> [Задание 1]:
Ответьте на вопросы по отрывку о показаниях Брянцева:
(a) Кого Брянцев назвал членами украинской националистической организации?
(b) Какие неполадки Брянцев квалифицировал как вредительство со стороны Капустина?
(c) Куда направили Капустина после снятия с работы в Киеве?
> [Задание 2]:
Пожалуйста, напишите продолжение отрывка о показаниях Брянцева, начиная сразу после его последнего предложения.

Таким же считает себя и КЛЕЙМАН, так как и он по той же причине не был назначен нач[альником] отдела.

БРЯНЦЕВ был арестован до меня и дал показания, что является агентом иностранной разведки и одновременно состоит членом украинской националистической организации. Показал также, что членами этой организации являются КАПУСТИН и ДАБКО, и ЦИРУЛЬНИЦКИЙ поставил вопрос об их аресте. Прочитав показания БРЯНЦЕВА, я усомнился в них и вызвал его к себе. Ничего членораздельного БРЯНЦЕВ сказать не смог, кроме того, что квалифицировал как вредительство со стороны КАПУСТИНА неполадки в пожарной охране, причины которых мне были хорошо известны. Я убедился, что он оговаривает КАПУСТИНА из чувства мести, так как КАПУСТИН явился инициатором его увольнения. И сам ЦИРУЛЬНИЦКИЙ на мой вопрос после этого разговора сказал, что в показания БРЯНЦЕВА по части украинской националистической организации не верит. Поэтому я и дал указание оформить БРЯНЦЕВА только как шпиона. Никакого отношения к переводу КАПУСТИНА в Ворошиловград я не имел. С работы в Киеве он был снят приказом за необеспечение порученного ему участка работы и направлен в Донбасс, куда ему по состоянию его здоровья было вредно ехать. Я и сейчас считаю, что он был оговорен и что арестовывать его не следовало.

> [Исходные данные]:
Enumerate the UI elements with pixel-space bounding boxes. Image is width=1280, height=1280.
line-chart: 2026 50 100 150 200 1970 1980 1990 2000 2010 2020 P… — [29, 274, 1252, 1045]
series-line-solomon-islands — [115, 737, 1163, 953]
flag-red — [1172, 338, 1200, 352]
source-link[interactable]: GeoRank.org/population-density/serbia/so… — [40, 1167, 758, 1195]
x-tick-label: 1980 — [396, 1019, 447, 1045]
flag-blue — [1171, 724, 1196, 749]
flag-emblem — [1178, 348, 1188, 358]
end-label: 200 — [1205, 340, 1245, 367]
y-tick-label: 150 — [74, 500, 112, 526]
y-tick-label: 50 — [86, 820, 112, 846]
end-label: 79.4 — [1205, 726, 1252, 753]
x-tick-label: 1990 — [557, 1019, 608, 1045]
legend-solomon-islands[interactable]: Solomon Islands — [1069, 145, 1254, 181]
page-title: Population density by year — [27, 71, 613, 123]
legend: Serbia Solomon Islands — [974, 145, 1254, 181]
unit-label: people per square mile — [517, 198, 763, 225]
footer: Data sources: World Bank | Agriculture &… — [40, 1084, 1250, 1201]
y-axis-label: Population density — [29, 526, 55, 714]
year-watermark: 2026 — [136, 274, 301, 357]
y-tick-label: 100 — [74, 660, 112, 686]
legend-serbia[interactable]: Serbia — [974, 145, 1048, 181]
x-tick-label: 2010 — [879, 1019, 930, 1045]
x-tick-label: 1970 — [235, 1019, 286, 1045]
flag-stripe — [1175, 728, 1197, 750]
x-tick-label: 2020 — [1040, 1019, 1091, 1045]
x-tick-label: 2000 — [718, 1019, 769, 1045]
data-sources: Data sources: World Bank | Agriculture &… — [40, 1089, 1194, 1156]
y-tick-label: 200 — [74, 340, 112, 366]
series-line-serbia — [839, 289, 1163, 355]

> [Ответ 1]:
(a) Капустина и Дабко.
(b) Неполадки в пожарной охране.
(c) В Донбасс.

> [Ответ 2]:
ЦАПЕНКО я не только сам не бил, но, зная, что у него грыжа, предупреждал против этого и других.

Заявляю, что СЛАВИН первый сказал мне о том, что дела на сотрудников НКВД, не имеющих звания, подсудны тройке. Его разъяснение законом не считал и потому за подтверждением обратился к УСПЕНСКОМУ. Тот подтвердил, и, так как такие дела поступали на тройку официально при утверждённых им списках, это его разъяснение считал законным. СЛАВИН здесь говорил об указании по линии 1 спецотдела, которым якобы разъяснялось, что дела на сотрудников тройке не подсудны. Это неверно, указание касалось не троек, а альбомов для Москвы.

ТРЕЩОВ заявил, что докладчики не знали, какие дела тройке не подсудны. Это также неправда, и в стенограмме партсобрания указано обратное.

Такое же заявление на прошлом судебном заседании сделал и КЛЕЙМАН, а, вместе с тем, сам же производил передопрос по одному делу для установления, является ли обвиняемый инженером или техником.

КОЛЕСНИКОВ заявил, что не знакомился с приказами по тройке. Его заявление не соответствует действительности, и на первом судебном заседании КУПЫРИН прямо заявил, что все члены тройки со всеми материалами о ней знакомились. Почему сейчас КОЛЕСНИКОВ отделывается здесь словами «не знаю», «не помню», мне не понятно.

В исправлениях в повестках никакого умысла не было, и такие исправления производились открыто.

В фальсификации материалов следствия участия не принимал, таких указаний не давал, наоборот, когда мне становилось известно о фактах фальсификации, виновных предавал суду. Установить на заседаниях тройки факты фальсификации по рассматриваемым делам было невозможно физически, но я ещё раз заявляю, что в работе тройки у меня не было ни одного умышленного шага в этом направлении.

В моём деле разбросан ряд фактов, которые имеют существенное значение, но которых сейчас вспомнить не могу. Прошу их учесть.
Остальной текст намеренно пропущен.